● **Task requirements**: Reproduce all of the material exactly as shown.

....

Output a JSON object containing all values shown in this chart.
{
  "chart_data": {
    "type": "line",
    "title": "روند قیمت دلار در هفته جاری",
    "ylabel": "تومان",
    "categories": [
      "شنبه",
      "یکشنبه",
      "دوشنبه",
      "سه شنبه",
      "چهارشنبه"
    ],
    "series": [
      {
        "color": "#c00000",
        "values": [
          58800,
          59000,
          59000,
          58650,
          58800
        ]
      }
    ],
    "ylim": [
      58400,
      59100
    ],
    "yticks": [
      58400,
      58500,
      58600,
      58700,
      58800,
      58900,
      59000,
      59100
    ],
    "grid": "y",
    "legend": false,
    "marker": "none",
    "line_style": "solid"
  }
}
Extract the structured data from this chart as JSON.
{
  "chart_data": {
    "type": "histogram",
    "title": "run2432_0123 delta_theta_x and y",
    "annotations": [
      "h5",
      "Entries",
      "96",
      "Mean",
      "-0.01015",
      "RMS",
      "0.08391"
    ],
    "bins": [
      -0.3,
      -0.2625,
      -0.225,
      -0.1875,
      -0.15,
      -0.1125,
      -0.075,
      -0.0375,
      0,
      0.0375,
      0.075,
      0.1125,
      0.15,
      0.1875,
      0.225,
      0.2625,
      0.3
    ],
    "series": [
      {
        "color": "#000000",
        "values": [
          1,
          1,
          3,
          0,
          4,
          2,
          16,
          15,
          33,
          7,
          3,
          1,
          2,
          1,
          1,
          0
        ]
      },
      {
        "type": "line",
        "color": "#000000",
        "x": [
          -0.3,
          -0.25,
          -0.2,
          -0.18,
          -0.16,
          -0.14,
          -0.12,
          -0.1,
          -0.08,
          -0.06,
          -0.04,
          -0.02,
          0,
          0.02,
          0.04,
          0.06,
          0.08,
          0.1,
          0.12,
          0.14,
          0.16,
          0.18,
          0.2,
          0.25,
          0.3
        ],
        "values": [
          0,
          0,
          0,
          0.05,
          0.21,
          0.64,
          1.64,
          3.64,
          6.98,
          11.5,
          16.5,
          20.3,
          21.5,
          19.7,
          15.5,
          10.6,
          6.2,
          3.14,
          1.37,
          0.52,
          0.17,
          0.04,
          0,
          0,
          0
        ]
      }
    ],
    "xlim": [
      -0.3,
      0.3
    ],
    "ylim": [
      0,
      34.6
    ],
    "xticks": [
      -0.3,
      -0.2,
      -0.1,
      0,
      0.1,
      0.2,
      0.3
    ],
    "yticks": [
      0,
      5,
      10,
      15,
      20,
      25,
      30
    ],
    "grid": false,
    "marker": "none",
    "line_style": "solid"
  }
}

....

● **Exercise output**:
Output a JSON object containing all values shown in this chart.
{
  "chart_data": {
    "type": "line",
    "title": "روند قیمت دلار در هفته جاری",
    "ylabel": "تومان",
    "categories": [
      "شنبه",
      "یکشنبه",
      "دوشنبه",
      "سه شنبه",
      "چهارشنبه"
    ],
    "series": [
      {
        "color": "#c00000",
        "values": [
          58800,
          59000,
          59000,
          58650,
          58800
        ]
      }
    ],
    "ylim": [
      58400,
      59100
    ],
    "yticks": [
      58400,
      58500,
      58600,
      58700,
      58800,
      58900,
      59000,
      59100
    ],
    "grid": "y",
    "legend": false,
    "marker": "none",
    "line_style": "solid"
  }
}
Extract the structured data from this chart as JSON.
{
  "chart_data": {
    "type": "histogram",
    "title": "run2432_0123 delta_theta_x and y",
    "annotations": [
      "h5",
      "Entries",
      "96",
      "Mean",
      "-0.01015",
      "RMS",
      "0.08391"
    ],
    "bins": [
      -0.3,
      -0.2625,
      -0.225,
      -0.1875,
      -0.15,
      -0.1125,
      -0.075,
      -0.0375,
      0,
      0.0375,
      0.075,
      0.1125,
      0.15,
      0.1875,
      0.225,
      0.2625,
      0.3
    ],
    "series": [
      {
        "color": "#000000",
        "values": [
          1,
          1,
          3,
          0,
          4,
          2,
          16,
          15,
          33,
          7,
          3,
          1,
          2,
          1,
          1,
          0
        ]
      },
      {
        "type": "line",
        "color": "#000000",
        "x": [
          -0.3,
          -0.25,
          -0.2,
          -0.18,
          -0.16,
          -0.14,
          -0.12,
          -0.1,
          -0.08,
          -0.06,
          -0.04,
          -0.02,
          0,
          0.02,
          0.04,
          0.06,
          0.08,
          0.1,
          0.12,
          0.14,
          0.16,
          0.18,
          0.2,
          0.25,
          0.3
        ],
        "values": [
          0,
          0,
          0,
          0.05,
          0.21,
          0.64,
          1.64,
          3.64,
          6.98,
          11.5,
          16.5,
          20.3,
          21.5,
          19.7,
          15.5,
          10.6,
          6.2,
          3.14,
          1.37,
          0.52,
          0.17,
          0.04,
          0,
          0,
          0
        ]
      }
    ],
    "xlim": [
      -0.3,
      0.3
    ],
    "ylim": [
      0,
      34.6
    ],
    "xticks": [
      -0.3,
      -0.2,
      -0.1,
      0,
      0.1,
      0.2,
      0.3
    ],
    "yticks": [
      0,
      5,
      10,
      15,
      20,
      25,
      30
    ],
    "grid": false,
    "marker": "none",
    "line_style": "solid"
  }
}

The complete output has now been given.